Work through the data below and copy out every line where "JSON" is found.
──────── DATA RECORDS ────────
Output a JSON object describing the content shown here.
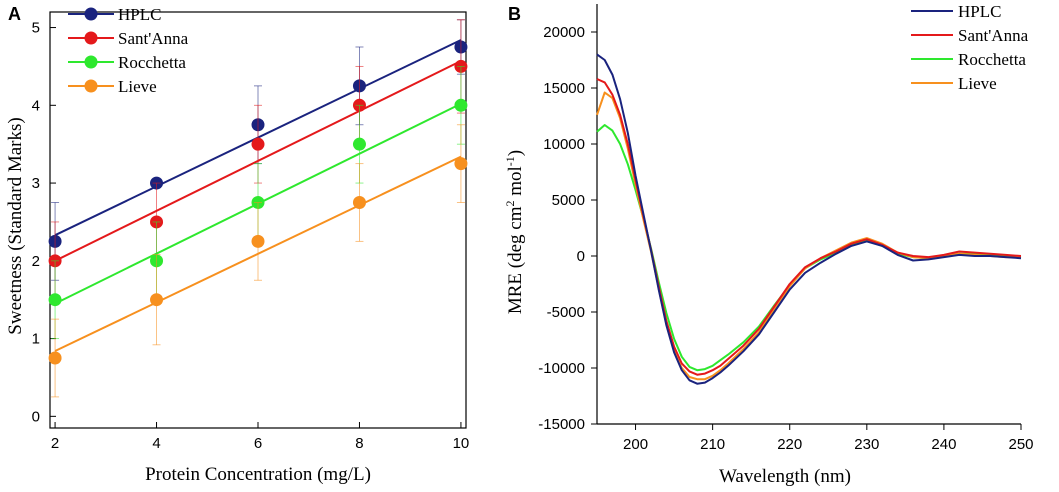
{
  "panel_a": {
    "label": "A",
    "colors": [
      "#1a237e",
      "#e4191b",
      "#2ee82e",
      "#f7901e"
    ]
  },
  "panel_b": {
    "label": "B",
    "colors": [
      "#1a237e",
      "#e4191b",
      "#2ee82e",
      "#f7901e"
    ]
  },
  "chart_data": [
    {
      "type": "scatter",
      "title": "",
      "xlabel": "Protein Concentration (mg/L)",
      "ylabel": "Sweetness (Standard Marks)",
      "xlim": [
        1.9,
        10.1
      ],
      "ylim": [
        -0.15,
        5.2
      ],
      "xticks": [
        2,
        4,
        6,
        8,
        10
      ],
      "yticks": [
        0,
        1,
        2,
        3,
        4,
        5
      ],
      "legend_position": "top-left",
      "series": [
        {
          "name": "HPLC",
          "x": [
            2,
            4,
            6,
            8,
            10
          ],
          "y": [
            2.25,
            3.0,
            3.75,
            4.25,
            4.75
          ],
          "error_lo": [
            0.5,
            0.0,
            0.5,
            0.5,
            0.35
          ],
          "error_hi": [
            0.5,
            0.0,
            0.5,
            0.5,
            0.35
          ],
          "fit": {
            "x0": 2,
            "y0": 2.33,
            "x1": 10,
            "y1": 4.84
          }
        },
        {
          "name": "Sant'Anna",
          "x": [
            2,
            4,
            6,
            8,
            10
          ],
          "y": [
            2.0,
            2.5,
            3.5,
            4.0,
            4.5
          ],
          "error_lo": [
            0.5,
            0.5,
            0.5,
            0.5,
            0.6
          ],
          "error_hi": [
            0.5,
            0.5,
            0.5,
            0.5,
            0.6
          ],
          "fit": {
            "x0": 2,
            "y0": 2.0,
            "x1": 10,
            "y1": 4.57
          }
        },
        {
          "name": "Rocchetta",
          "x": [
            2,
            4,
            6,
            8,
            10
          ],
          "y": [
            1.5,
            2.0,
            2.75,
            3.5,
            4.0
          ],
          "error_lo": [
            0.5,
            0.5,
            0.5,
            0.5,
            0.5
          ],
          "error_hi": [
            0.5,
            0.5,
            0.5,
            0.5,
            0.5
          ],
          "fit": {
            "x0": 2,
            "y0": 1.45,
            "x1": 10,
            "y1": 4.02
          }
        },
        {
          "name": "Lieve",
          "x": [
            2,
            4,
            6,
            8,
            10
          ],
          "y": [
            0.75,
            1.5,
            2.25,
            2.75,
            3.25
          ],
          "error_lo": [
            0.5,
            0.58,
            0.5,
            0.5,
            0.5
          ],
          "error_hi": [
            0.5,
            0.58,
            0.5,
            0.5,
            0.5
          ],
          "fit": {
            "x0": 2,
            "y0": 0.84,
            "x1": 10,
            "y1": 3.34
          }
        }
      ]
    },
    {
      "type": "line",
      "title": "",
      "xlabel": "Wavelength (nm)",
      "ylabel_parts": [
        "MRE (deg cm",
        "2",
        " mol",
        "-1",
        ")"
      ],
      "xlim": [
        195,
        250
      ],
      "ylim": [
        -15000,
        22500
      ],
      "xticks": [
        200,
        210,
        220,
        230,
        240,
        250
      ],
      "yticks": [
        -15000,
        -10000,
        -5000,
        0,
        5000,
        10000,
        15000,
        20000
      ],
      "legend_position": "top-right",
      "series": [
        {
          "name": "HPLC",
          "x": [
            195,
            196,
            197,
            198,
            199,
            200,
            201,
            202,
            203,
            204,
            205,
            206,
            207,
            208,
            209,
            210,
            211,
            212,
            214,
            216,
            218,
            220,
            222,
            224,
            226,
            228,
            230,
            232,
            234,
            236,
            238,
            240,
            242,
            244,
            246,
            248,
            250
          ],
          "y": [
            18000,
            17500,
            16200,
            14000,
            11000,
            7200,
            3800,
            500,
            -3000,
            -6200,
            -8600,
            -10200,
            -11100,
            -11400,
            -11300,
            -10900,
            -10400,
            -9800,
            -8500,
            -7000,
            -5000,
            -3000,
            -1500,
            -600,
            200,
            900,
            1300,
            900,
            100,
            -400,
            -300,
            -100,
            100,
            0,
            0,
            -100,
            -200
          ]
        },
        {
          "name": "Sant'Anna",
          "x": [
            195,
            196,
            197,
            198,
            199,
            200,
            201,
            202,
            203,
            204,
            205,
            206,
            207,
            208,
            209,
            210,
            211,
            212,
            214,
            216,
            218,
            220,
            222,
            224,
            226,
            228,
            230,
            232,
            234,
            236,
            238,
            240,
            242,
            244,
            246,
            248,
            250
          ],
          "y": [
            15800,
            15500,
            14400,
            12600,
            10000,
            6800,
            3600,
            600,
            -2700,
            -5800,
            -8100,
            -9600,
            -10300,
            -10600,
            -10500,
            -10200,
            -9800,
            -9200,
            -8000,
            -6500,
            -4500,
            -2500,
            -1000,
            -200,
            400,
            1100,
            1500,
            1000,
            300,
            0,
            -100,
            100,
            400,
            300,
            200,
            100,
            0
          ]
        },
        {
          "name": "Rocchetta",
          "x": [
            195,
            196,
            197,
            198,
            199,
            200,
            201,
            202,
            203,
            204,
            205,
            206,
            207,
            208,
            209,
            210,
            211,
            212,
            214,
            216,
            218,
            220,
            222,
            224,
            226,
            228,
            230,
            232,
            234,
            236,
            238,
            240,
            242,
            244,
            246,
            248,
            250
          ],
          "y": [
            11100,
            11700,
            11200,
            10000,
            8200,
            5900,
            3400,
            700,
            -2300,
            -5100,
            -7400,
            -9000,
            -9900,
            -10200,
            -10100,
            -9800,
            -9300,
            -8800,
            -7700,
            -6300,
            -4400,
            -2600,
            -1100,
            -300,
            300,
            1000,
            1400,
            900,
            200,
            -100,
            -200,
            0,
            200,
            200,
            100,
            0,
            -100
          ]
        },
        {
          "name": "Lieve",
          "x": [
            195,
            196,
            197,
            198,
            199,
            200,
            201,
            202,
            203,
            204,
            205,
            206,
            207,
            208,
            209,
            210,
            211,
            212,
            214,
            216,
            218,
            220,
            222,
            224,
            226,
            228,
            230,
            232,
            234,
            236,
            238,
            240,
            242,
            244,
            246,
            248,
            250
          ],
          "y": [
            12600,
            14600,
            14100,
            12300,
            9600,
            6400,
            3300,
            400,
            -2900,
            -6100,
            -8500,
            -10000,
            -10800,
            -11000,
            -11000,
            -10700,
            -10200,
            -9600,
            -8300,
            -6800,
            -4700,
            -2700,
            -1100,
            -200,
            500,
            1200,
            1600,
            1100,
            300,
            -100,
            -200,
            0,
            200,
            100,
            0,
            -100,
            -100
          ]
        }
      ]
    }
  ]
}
────────
──────── DATA RECORDS ────────
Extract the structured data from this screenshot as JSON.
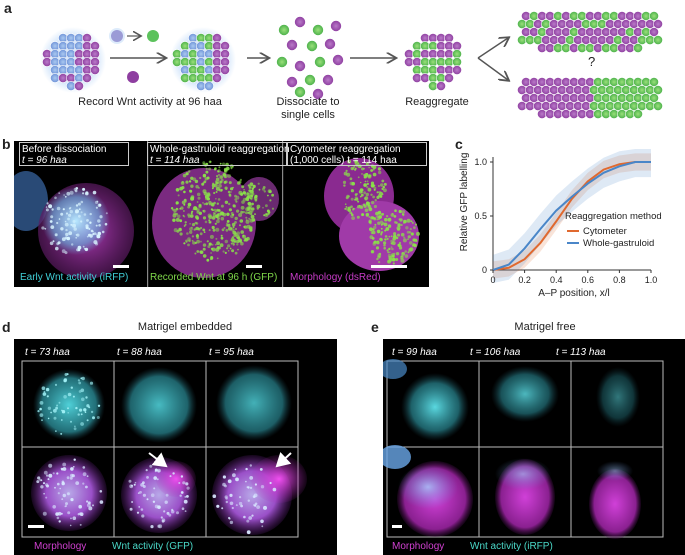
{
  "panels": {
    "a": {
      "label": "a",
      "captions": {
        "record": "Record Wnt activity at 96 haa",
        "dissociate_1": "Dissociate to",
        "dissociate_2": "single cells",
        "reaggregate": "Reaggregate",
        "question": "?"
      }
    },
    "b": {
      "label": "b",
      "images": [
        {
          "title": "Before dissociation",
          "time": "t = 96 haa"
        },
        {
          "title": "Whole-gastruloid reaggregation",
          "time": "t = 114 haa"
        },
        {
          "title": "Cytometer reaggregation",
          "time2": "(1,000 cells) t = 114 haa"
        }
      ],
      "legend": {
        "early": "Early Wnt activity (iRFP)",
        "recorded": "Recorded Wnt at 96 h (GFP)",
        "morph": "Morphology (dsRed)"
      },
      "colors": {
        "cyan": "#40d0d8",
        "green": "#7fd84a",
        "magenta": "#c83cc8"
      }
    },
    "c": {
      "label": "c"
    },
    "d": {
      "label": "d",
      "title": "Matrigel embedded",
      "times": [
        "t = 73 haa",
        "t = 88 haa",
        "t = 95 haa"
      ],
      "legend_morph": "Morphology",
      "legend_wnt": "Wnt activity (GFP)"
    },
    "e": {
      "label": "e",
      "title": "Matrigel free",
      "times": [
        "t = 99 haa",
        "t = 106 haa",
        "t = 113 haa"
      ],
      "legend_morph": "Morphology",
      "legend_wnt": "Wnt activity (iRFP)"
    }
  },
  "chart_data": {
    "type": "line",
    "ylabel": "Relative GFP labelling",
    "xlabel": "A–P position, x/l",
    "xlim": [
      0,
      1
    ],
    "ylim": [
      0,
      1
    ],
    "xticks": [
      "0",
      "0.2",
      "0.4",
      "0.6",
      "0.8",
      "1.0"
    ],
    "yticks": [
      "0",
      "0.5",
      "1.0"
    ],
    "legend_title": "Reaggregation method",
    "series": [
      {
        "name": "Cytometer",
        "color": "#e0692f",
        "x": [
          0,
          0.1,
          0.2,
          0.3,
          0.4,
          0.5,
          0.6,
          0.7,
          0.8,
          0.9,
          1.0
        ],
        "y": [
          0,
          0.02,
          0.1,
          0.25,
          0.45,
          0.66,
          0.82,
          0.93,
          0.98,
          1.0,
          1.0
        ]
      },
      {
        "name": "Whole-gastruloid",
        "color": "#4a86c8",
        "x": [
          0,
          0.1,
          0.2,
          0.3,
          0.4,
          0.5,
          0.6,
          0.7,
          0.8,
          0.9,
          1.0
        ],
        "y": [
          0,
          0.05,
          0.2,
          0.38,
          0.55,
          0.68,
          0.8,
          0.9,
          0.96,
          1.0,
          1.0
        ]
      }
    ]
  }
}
────────
ANSWER SECTION.
Output a JSON object describing the content shown here.
Extract the structured data from this screenshot as JSON.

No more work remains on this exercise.